## What is being asked
Every record below is to be retyped exactly.

## Available data
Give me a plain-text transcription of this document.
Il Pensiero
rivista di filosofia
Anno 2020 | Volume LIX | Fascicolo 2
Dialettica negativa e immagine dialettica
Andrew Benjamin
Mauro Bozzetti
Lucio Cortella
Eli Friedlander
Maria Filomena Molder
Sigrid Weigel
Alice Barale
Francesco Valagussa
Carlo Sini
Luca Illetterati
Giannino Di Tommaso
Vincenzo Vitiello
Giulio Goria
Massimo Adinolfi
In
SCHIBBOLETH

## Correct result
Give me a plain-text transcription of this document.
Il Pensiero
rivista di filosofia
Anno 2020 | Volume LIX | Fascicolo 2
Dialettica negativa e immagine dialettica
Andrew Benjamin
Mauro Bozzetti
Lucio Cortella
Eli Friedlander
Maria Filomena Molder
Sigrid Weigel
Alice Barale
Francesco Valagussa
Carlo Sini
Luca Illetterati
Giannino Di Tommaso
Vincenzo Vitiello
Giulio Goria
Massimo Adinolfi
In
SCHIBBOLETH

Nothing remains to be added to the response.